*Task*
Please reproduce every one of the records below word for word, omitting the pictures.

*Data provided*
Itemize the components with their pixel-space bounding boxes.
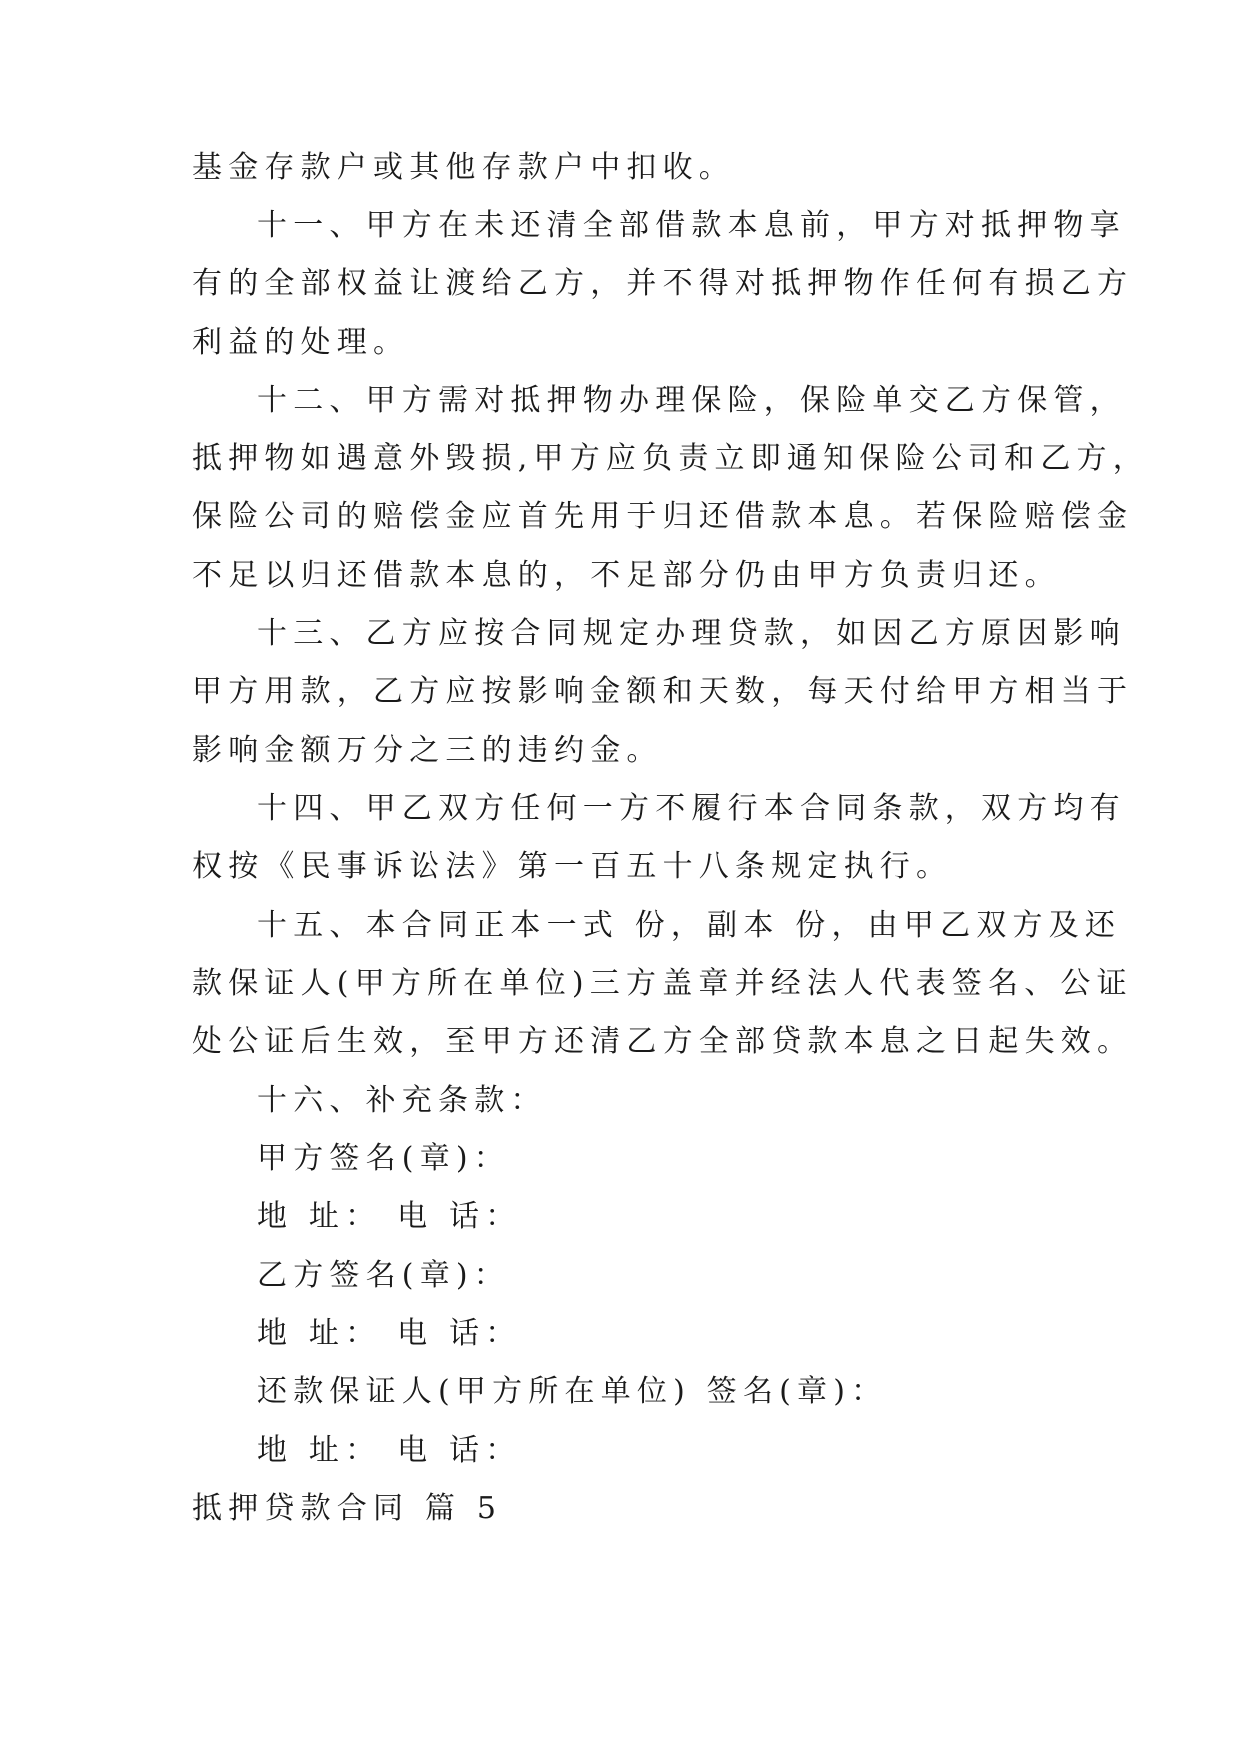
address-phone-line: 地 址： 电 话： — [257, 1199, 522, 1234]
paragraph-line: 甲方用款，乙方应按影响金额和天数，每天付给甲方相当于 — [192, 674, 1134, 709]
signature-line: 还款保证人(甲方所在单位) 签名(章)： — [257, 1374, 888, 1409]
paragraph-line: 处公证后生效，至甲方还清乙方全部贷款本息之日起失效。 — [192, 1024, 1134, 1059]
section-heading: 抵押贷款合同 篇 5 — [192, 1491, 503, 1526]
signature-line: 乙方签名(章)： — [257, 1258, 511, 1293]
address-phone-line: 地 址： 电 话： — [257, 1433, 522, 1468]
paragraph-line: 十六、补充条款： — [257, 1083, 547, 1118]
paragraph-line: 抵押物如遇意外毁损,甲方应负责立即通知保险公司和乙方， — [192, 441, 1149, 476]
paragraph-line: 十五、本合同正本一式 份，副本 份，由甲乙双方及还 — [257, 908, 1122, 943]
paragraph-line: 十一、甲方在未还清全部借款本息前，甲方对抵押物享 — [257, 208, 1126, 243]
signature-line: 甲方签名(章)： — [257, 1141, 511, 1176]
address-phone-line: 地 址： 电 话： — [257, 1316, 522, 1351]
paragraph-line: 利益的处理。 — [192, 325, 410, 360]
paragraph-line: 款保证人(甲方所在单位)三方盖章并经法人代表签名、公证 — [192, 966, 1133, 1001]
paragraph-line: 影响金额万分之三的违约金。 — [192, 733, 663, 768]
paragraph-line: 十二、甲方需对抵押物办理保险，保险单交乙方保管， — [257, 383, 1126, 418]
paragraph-line: 不足以归还借款本息的，不足部分仍由甲方负责归还。 — [192, 558, 1061, 593]
paragraph-line: 权按《民事诉讼法》第一百五十八条规定执行。 — [192, 849, 953, 884]
paragraph-line: 十四、甲乙双方任何一方不履行本合同条款，双方均有 — [257, 791, 1126, 826]
paragraph-line: 有的全部权益让渡给乙方，并不得对抵押物作任何有损乙方 — [192, 266, 1134, 301]
paragraph-line: 基金存款户或其他存款户中扣收。 — [192, 150, 735, 185]
paragraph-line: 保险公司的赔偿金应首先用于归还借款本息。若保险赔偿金 — [192, 499, 1134, 534]
paragraph-line: 十三、乙方应按合同规定办理贷款，如因乙方原因影响 — [257, 616, 1126, 651]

*Answer to the task*
Itemize the components with their pixel-space bounding boxes.
address-phone-line: 地 址： 电 话： — [257, 1199, 522, 1234]
paragraph-line: 甲方用款，乙方应按影响金额和天数，每天付给甲方相当于 — [192, 674, 1134, 709]
signature-line: 还款保证人(甲方所在单位) 签名(章)： — [257, 1374, 888, 1409]
paragraph-line: 处公证后生效，至甲方还清乙方全部贷款本息之日起失效。 — [192, 1024, 1134, 1059]
section-heading: 抵押贷款合同 篇 5 — [192, 1491, 503, 1526]
signature-line: 乙方签名(章)： — [257, 1258, 511, 1293]
address-phone-line: 地 址： 电 话： — [257, 1433, 522, 1468]
paragraph-line: 十六、补充条款： — [257, 1083, 547, 1118]
paragraph-line: 抵押物如遇意外毁损,甲方应负责立即通知保险公司和乙方， — [192, 441, 1149, 476]
paragraph-line: 十五、本合同正本一式 份，副本 份，由甲乙双方及还 — [257, 908, 1122, 943]
paragraph-line: 十一、甲方在未还清全部借款本息前，甲方对抵押物享 — [257, 208, 1126, 243]
signature-line: 甲方签名(章)： — [257, 1141, 511, 1176]
address-phone-line: 地 址： 电 话： — [257, 1316, 522, 1351]
paragraph-line: 利益的处理。 — [192, 325, 410, 360]
paragraph-line: 款保证人(甲方所在单位)三方盖章并经法人代表签名、公证 — [192, 966, 1133, 1001]
paragraph-line: 影响金额万分之三的违约金。 — [192, 733, 663, 768]
paragraph-line: 十二、甲方需对抵押物办理保险，保险单交乙方保管， — [257, 383, 1126, 418]
paragraph-line: 不足以归还借款本息的，不足部分仍由甲方负责归还。 — [192, 558, 1061, 593]
paragraph-line: 权按《民事诉讼法》第一百五十八条规定执行。 — [192, 849, 953, 884]
paragraph-line: 十四、甲乙双方任何一方不履行本合同条款，双方均有 — [257, 791, 1126, 826]
paragraph-line: 有的全部权益让渡给乙方，并不得对抵押物作任何有损乙方 — [192, 266, 1134, 301]
paragraph-line: 基金存款户或其他存款户中扣收。 — [192, 150, 735, 185]
paragraph-line: 保险公司的赔偿金应首先用于归还借款本息。若保险赔偿金 — [192, 499, 1134, 534]
paragraph-line: 十三、乙方应按合同规定办理贷款，如因乙方原因影响 — [257, 616, 1126, 651]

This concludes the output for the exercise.